**SUPPLIED TEXT:**
########

[RFC 0/9] nuclear pageflip

Ville Syrjälä ville.syrjala at linux.intel.com
Thu Sep 13 01:40:08 PDT 2012


On Wed, Sep 12, 2012 at 02:40:56PM -0500, Rob Clark wrote:
> On Wed, Sep 12, 2012 at 1:58 PM, Ville Syrjälä
> <ville.syrjala at linux.intel.com> wrote:
> > On Wed, Sep 12, 2012 at 01:00:19PM -0500, Clark, Rob wrote:
> >> On Wed, Sep 12, 2012 at 12:27 PM, Ville Syrjälä
> >> <ville.syrjala at linux.intel.com> wrote:
> >> > On Wed, Sep 12, 2012 at 10:48:16AM -0500, Rob Clark wrote:
> >> >> But I think we could still do this w/ one ioctl per crtc for atomic-pageflip.
> >> >
> >> > We could, if we want to sacrifice the synced multi display case. I just
> >> > think it might be a real use case at some point. IVI feels like the most
> >> > likely short term cadidate to me, but perhaps someone would finally
> >> > introduce some new style phone/tablet thingy. I have seen
> >> > concepts/prototypes of such multi display gadgets in the past, but the
> >> > industry apparently got a bit stuck on the rectangular slab with
> >> > touchscreen on one side design.
> >>
> >> I could be wrong, but I think IVI the screens would normally be too
> >> far apart to matter?
> >
> > I was thinking of something like a display on the dash that normally
> > sits low with only a small sliver visible, and extends upwards when
> > you fire up a movie player for example. Internally it could be made
> > up of two displays for power savings purposes.
> >
> >> Anyways, it is really only a problem if you can't do two ioctl()s
> >> within one vblank period. If it actually turns out to be a real
> >> problem,
> >
> > Well exactly that's the problem this whole atomic pageflip stuff is
> > trying to tackle, no? ;)

########

In the nuclear pageflip email thread, what could the extending dashboard display be made up of internally, and for what purpose? Rely only on the email thread above, not on the data.

**PROVIDED DATA:**
########

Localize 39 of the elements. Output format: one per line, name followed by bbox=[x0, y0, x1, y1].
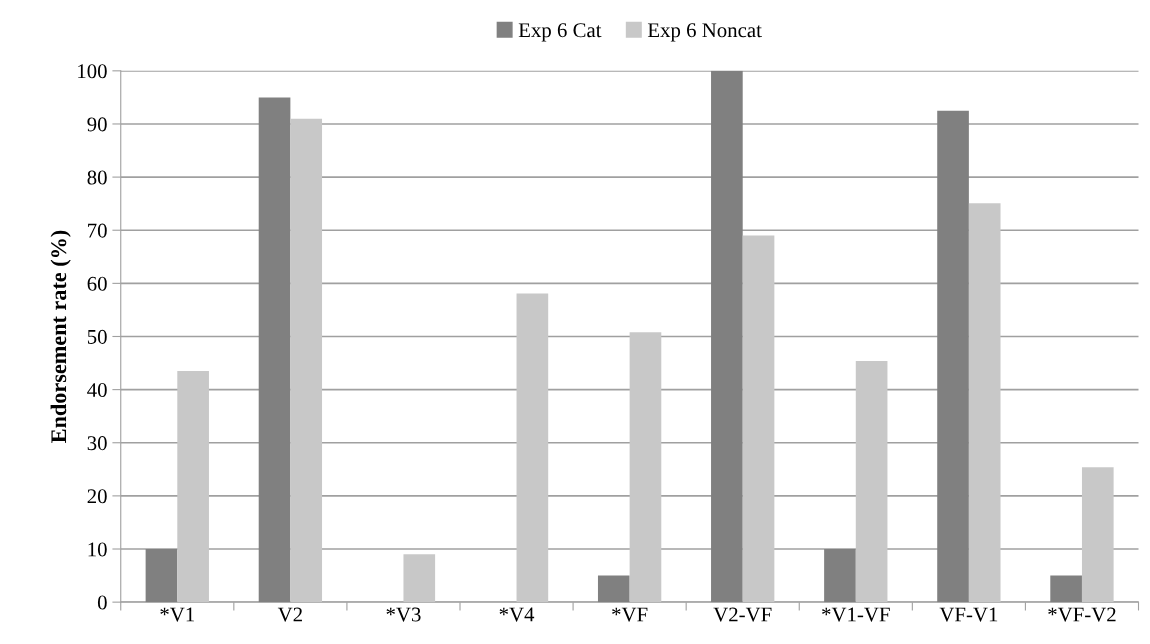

########

**TASK RESPONSE:** Two displays, for power savings purposes.